Input material:
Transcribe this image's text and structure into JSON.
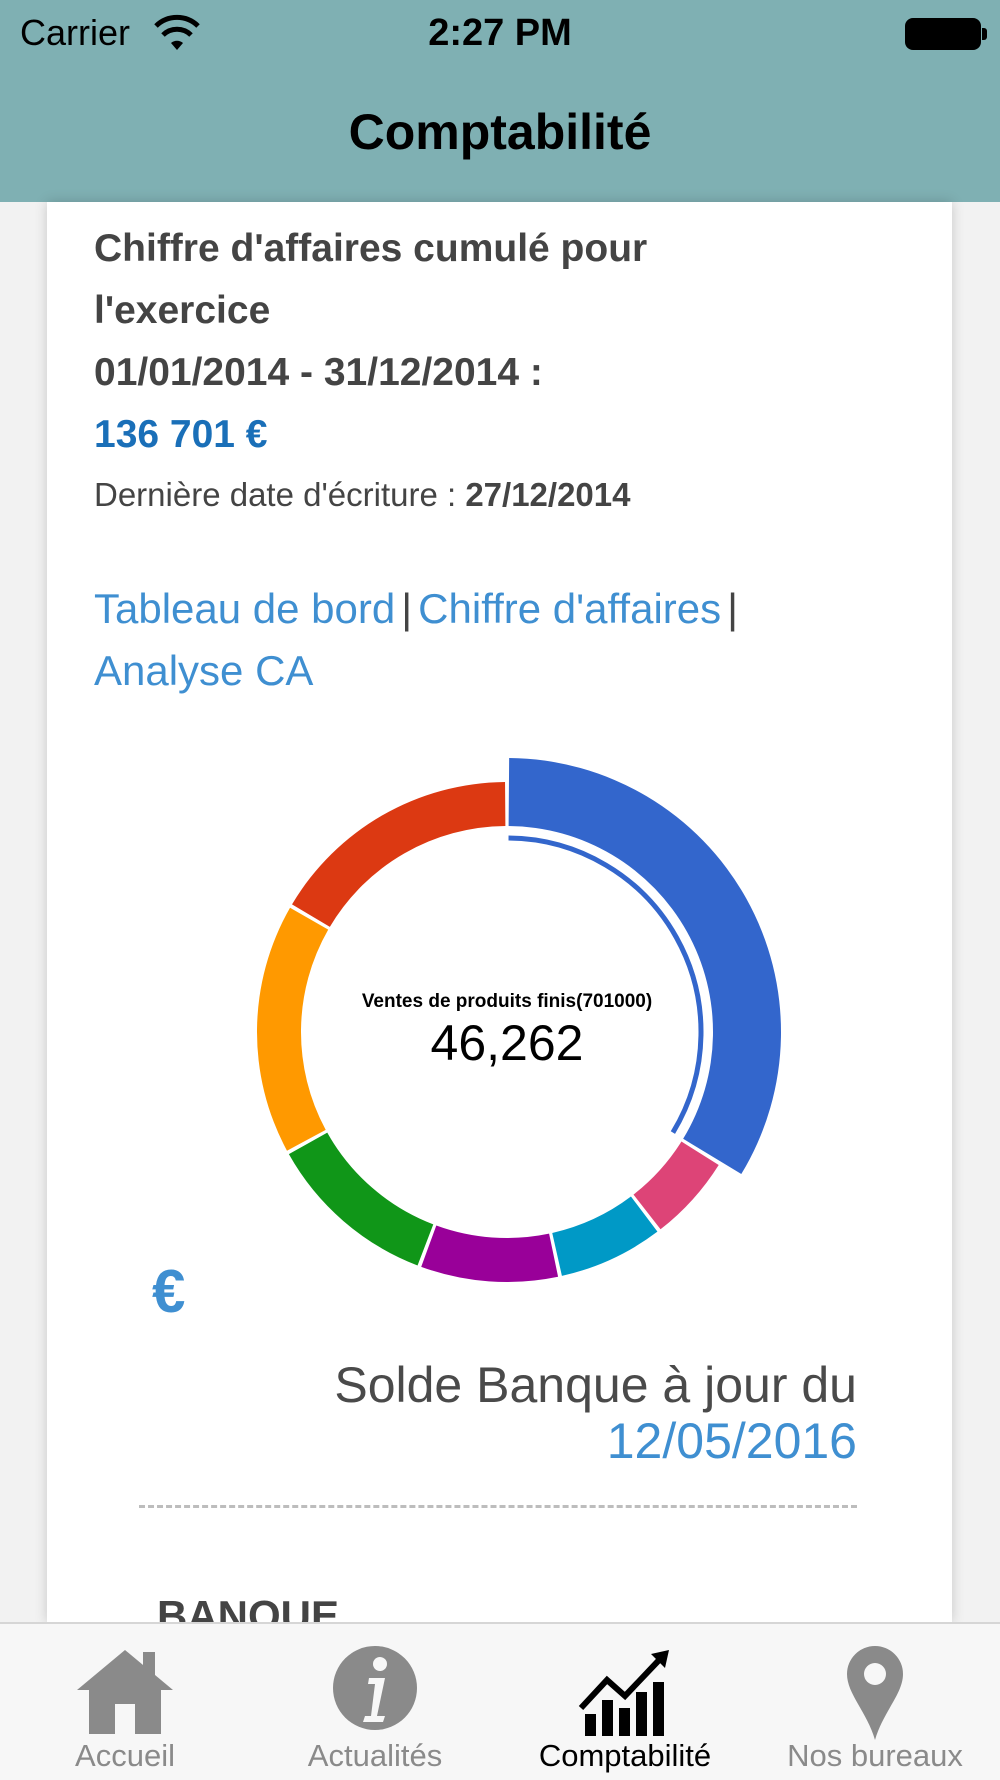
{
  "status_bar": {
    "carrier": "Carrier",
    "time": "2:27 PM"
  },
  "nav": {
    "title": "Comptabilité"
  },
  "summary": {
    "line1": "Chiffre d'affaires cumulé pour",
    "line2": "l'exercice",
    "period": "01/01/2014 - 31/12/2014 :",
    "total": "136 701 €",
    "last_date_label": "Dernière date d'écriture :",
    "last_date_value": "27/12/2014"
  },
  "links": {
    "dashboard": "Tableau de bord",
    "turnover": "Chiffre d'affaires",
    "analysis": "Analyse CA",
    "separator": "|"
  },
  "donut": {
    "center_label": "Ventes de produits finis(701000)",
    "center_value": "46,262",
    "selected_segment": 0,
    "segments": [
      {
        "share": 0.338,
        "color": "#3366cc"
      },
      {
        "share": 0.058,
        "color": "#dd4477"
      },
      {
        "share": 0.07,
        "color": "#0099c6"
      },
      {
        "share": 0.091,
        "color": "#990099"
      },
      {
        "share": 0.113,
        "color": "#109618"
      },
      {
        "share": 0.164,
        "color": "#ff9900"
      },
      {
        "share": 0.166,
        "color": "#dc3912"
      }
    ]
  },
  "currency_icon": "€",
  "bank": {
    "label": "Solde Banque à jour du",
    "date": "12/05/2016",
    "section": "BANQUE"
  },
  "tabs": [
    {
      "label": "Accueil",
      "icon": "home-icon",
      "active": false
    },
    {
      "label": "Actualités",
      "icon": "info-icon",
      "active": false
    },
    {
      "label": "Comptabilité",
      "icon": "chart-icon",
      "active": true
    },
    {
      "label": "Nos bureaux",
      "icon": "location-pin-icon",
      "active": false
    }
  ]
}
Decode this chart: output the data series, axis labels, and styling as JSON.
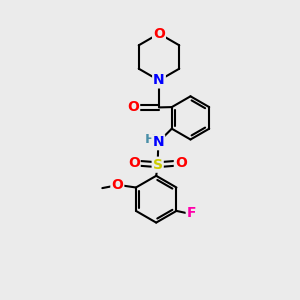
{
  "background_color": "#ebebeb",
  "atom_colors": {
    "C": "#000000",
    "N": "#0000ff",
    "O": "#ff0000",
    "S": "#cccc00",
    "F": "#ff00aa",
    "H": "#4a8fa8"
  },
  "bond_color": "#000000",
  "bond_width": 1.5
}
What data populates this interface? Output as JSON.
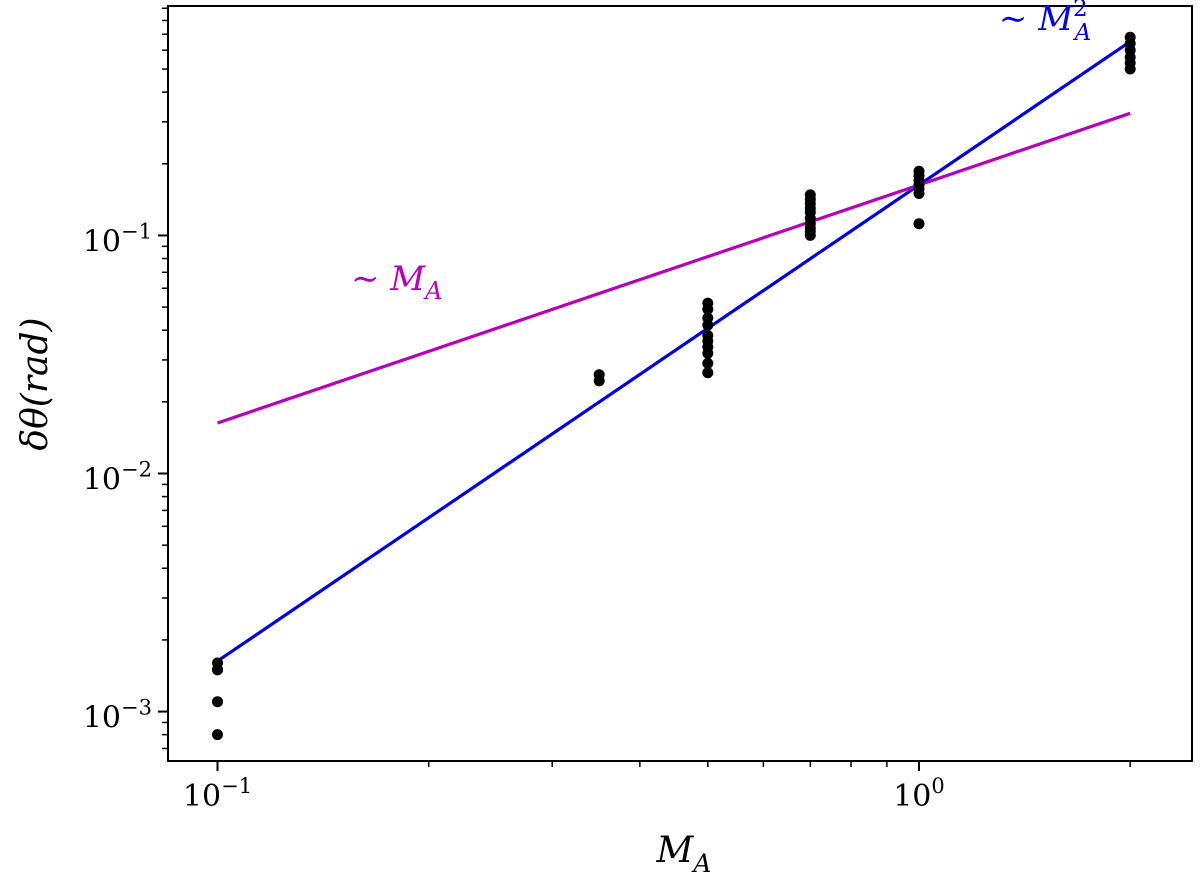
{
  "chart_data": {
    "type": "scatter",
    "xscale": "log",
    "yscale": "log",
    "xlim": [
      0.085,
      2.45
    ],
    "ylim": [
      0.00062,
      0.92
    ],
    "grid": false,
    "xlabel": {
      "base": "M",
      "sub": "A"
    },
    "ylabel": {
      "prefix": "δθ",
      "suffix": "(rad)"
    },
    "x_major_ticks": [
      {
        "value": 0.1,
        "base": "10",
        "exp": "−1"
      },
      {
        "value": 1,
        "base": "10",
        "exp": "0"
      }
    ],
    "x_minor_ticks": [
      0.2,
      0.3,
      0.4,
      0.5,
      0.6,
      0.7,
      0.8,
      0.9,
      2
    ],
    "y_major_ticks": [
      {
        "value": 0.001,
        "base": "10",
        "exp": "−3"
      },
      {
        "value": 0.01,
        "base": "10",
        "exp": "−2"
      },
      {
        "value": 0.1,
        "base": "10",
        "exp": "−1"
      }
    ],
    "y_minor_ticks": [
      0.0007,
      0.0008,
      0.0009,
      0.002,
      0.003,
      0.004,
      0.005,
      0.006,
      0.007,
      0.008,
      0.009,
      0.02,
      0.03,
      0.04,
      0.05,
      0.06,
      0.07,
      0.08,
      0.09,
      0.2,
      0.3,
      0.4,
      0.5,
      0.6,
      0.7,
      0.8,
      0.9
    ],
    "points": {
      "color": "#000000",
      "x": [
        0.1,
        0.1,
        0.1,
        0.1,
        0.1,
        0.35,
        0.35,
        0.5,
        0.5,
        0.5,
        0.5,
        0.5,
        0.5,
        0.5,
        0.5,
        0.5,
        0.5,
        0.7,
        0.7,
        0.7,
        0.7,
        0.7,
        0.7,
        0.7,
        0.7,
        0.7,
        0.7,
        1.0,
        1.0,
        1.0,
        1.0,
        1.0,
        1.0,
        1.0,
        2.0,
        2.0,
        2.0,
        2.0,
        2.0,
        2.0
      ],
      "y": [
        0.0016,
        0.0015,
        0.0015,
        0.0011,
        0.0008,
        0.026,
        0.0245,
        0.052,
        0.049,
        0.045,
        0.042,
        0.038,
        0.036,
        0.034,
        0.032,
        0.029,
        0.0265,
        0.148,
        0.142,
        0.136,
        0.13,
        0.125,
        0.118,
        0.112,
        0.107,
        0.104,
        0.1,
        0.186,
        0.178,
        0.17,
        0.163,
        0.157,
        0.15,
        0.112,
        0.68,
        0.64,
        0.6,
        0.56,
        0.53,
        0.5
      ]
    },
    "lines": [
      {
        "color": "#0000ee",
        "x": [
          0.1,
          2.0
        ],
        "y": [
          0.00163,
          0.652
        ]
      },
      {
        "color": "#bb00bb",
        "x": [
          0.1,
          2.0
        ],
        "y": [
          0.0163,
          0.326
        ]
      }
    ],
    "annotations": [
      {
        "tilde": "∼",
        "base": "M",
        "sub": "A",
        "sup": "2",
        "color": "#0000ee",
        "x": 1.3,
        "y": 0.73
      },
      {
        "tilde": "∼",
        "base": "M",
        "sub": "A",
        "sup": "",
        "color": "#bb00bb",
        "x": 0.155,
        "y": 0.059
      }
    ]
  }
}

Written task:
Count how many lines of the material hold the string "JSON". Give the number and nothing more.

Final result:
3